[DATA ENTRIES]
++++++++++++++++++++

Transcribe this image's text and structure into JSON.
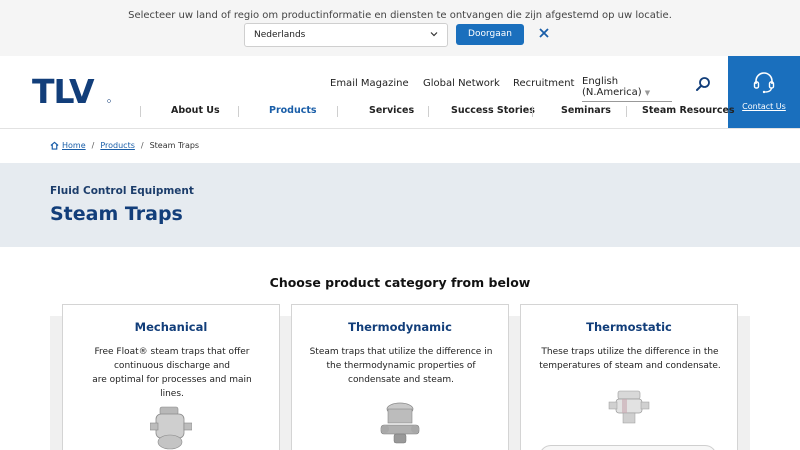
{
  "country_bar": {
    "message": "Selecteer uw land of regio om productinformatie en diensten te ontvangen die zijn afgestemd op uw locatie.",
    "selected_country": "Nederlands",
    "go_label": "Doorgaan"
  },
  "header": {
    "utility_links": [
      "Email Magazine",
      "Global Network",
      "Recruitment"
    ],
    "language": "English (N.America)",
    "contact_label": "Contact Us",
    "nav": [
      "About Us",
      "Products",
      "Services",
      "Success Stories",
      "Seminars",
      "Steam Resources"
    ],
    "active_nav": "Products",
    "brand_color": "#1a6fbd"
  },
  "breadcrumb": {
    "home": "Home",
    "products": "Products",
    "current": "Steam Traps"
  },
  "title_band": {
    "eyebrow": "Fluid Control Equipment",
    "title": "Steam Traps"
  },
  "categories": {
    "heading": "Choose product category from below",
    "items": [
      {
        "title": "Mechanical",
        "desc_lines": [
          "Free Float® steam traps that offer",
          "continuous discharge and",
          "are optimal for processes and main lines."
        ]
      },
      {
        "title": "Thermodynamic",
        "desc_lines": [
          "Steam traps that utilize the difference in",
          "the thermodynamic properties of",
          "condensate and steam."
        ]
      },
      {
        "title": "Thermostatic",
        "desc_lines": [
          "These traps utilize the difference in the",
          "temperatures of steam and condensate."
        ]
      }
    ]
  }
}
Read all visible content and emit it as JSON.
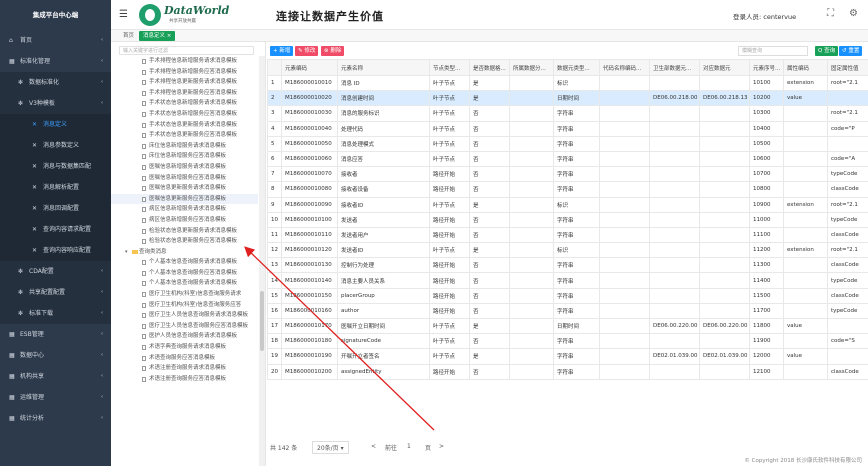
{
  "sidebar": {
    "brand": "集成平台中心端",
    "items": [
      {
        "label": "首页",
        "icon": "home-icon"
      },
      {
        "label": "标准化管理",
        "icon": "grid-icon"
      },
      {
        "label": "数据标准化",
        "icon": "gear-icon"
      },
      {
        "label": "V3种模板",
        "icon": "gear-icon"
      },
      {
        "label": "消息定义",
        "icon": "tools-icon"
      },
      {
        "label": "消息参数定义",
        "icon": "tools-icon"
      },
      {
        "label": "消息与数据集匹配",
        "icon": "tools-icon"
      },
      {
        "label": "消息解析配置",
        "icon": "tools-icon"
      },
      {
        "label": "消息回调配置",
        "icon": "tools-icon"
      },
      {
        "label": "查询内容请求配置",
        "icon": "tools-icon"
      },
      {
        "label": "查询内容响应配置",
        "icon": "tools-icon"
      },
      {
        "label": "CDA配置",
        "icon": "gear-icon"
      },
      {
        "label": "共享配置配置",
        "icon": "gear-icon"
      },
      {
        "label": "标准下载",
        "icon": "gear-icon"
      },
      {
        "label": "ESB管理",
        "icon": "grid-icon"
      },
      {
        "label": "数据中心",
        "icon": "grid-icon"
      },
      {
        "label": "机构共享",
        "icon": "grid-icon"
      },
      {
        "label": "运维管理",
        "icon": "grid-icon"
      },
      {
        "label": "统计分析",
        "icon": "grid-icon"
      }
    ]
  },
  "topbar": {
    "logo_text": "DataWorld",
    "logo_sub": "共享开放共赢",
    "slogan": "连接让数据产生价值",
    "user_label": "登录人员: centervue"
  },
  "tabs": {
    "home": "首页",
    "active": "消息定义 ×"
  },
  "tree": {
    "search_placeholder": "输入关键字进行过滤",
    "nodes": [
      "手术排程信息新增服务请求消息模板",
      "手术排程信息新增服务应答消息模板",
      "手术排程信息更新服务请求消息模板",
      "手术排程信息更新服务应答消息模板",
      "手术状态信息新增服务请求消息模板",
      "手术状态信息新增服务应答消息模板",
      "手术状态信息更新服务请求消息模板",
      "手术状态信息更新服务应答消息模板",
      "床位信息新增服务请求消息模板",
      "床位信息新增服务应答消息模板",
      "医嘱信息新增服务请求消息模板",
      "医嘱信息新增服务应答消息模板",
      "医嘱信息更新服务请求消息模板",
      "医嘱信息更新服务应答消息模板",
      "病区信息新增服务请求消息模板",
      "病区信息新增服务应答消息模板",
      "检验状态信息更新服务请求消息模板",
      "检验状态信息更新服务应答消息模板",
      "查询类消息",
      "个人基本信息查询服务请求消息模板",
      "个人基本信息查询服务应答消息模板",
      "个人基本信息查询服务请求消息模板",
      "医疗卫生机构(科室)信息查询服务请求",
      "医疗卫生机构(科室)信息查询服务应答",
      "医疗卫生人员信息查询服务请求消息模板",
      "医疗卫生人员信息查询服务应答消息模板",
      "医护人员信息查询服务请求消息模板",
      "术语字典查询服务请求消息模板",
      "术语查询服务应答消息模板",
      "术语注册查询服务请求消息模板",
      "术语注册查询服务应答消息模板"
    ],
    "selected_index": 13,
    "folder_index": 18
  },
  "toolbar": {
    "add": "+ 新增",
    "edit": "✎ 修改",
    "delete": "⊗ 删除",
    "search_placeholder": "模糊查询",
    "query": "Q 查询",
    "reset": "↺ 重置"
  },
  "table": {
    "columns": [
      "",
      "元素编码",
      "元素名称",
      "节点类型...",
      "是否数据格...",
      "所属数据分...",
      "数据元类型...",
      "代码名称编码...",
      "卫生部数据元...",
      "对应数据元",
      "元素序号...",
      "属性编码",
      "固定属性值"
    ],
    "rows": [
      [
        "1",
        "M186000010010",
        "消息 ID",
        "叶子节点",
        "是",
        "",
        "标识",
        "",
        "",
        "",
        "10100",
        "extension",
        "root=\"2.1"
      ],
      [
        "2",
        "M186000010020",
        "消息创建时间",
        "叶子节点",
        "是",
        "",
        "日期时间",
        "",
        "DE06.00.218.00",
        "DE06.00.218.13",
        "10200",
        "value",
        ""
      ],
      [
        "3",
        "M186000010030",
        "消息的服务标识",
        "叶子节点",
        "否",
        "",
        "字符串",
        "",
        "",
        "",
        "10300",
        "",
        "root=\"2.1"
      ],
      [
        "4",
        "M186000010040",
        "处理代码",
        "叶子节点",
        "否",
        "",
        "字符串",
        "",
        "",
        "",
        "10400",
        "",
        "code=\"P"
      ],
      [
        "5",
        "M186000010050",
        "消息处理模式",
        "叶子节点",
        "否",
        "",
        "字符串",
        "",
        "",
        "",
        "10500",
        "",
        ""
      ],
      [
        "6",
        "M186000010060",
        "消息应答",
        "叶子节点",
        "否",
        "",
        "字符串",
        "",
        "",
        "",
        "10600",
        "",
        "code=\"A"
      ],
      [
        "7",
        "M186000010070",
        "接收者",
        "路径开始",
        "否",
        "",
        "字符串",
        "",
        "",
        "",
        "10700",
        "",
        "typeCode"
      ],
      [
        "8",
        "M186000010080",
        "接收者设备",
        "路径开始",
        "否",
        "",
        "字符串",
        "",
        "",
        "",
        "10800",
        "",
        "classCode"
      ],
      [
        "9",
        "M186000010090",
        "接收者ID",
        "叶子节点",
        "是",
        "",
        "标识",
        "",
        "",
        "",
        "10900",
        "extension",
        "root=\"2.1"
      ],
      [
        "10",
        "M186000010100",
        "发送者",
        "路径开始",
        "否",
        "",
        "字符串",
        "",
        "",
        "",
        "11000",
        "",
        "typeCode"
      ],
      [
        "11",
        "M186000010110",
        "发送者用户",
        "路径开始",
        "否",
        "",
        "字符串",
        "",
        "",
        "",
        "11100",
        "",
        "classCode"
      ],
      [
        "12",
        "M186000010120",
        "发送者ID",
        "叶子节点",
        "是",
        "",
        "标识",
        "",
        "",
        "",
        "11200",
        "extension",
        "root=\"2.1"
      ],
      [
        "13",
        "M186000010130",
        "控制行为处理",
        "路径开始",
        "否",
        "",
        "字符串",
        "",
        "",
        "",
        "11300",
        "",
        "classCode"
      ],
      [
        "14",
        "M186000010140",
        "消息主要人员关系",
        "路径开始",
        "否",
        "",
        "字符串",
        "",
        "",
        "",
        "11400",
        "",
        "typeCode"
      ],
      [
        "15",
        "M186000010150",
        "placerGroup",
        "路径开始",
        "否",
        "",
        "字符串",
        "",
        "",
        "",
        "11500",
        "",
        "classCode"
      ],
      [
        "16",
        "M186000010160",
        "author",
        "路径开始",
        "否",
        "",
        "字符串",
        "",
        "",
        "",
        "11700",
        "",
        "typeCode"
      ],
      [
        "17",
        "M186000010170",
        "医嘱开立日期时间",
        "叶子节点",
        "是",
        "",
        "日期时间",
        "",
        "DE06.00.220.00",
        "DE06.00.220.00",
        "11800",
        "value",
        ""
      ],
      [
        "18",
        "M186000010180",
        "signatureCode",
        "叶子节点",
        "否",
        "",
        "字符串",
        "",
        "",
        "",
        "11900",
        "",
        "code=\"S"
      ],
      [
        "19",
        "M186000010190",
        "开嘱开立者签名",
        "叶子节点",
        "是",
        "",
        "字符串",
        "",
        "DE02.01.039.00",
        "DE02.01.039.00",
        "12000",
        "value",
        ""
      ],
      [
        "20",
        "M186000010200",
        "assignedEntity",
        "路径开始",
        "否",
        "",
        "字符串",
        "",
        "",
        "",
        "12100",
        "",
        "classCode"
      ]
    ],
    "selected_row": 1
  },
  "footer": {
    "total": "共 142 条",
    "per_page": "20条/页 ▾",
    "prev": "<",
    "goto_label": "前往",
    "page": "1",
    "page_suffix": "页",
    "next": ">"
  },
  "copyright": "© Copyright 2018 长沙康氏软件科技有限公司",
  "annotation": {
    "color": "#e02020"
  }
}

++++++++++++++++++++

[WRITTEN TASK] Gather each line in the entries above where the string "difference" is found.

[ANSWER]
          "Steam traps that utilize the difference in",
          "These traps utilize the difference in the",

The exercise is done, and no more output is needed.